::: 提取文本 :::

RDC暑假项目需求:爬取牛客网招聘信息
暑假工作室的合作项目,需求是爬取牛客网计算机行业岗位信息,第一次用scrapy做合作项目,代码有瑕疵还请指教!
前言
Author: Ray
数据来源:牛客网 (https://www.nowcoder.com/)
搜索条件筛选:实习,广州
搜索量:由于牛客网搜索机制的原因,为了让结果更可能的准确,页面最多为5页
搜索项:前端、后端,后台、Android、大数据,算法
(搜索结果中多为字节跳动的JD,可能与牛客网有合作关系。。)
字段说明:(共24项)
projectID:项目ID
jobID:岗位在所属项目下的ID
job:岗位名称
job_type:岗位类型
company:企业名称
location:工作地点
salary:薪酬
attendance:实习要求
regular_chance:转正机会
company_type:企业类型
fund:资金状况
center:总部
duty:岗位职责
requirement:岗位要求
hrID:未知的特别信息
publisher_ID:该招聘信息发布者ID
publisher_name:该招聘信息发布者用户名
average_resume_processing_rate:平均简历处理率
current_resume_processing_rate:当前简历处理率
average_resume_processing_time:平均简历处理时间
current_resume_processing_time:当前简历处理时间
test:牛客网上笔试题目数目
interview_comment:面试短评数目
interview_experience:面经数目
code
spider:
# Author: Ray
# 数据来源:牛客网 (https://www.nowcoder.com/)
import scrapy
# from scrapy.spiders import Spider
from nowcoder.items import NowcoderItem
import re
import time
# scrapy crawl recruit -o recruit.csv
class RecruitSpider(scrapy.Spider):
name = 'recruit'
allowed_domains = ['nowcoder.com']
start_urls = ['https://www.nowcoder.com']
def start_requests(self):
base_url = 'https://www.nowcoder.com/intern/center?city=广州&recruitType=1&query='
# 搜索结果为牛客网默认排序
# searchbox = ['前端', '后端', 'Android','大数据,算法']
search = str(input('请输入搜索项:'))

::: 提供资料 :::

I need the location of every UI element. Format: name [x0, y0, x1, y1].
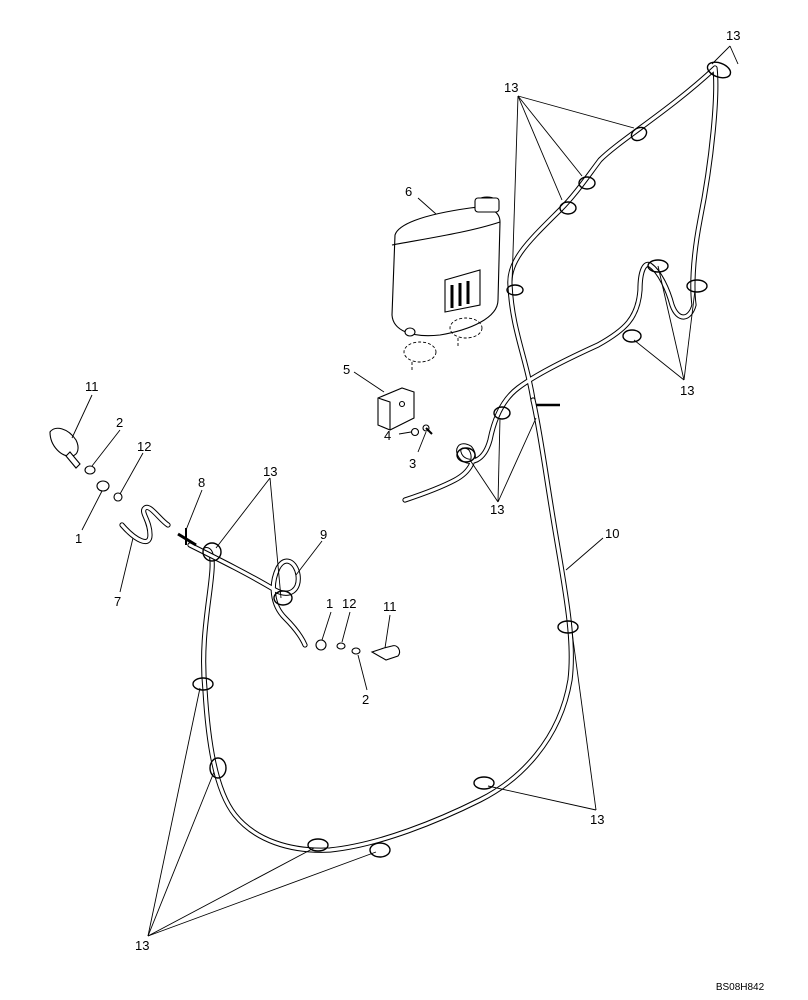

:::
::: 提供资料 :::

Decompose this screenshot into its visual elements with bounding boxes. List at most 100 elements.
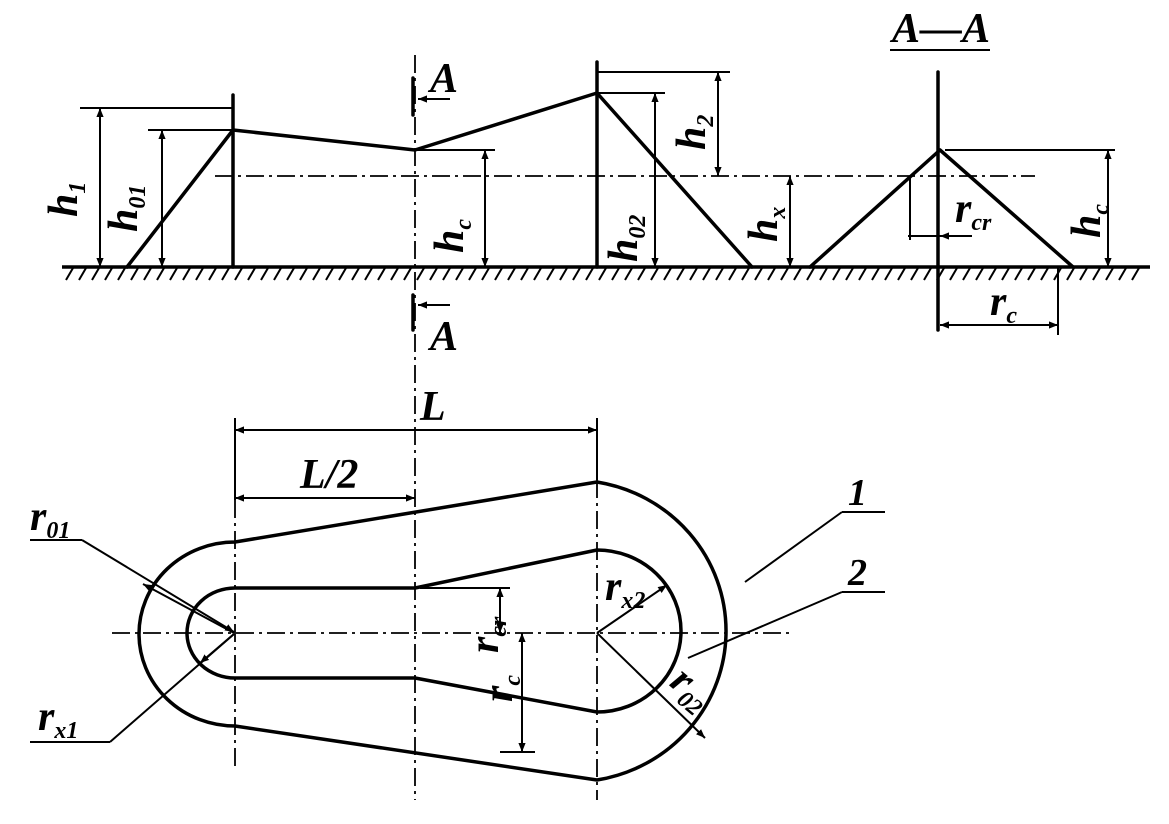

:::

■ 任务列表
1 – 提取文本中的搜索条件筛选设定了哪两项?
2 – 提取文本为什么把搜索结果限制为最多5页?请用一到三句话说明。

■ 各题回答
1 – 实习和广州。

2 – 这是由于牛客网搜索机制的原因。为了让结果尽可能准确,页面最多只取5页。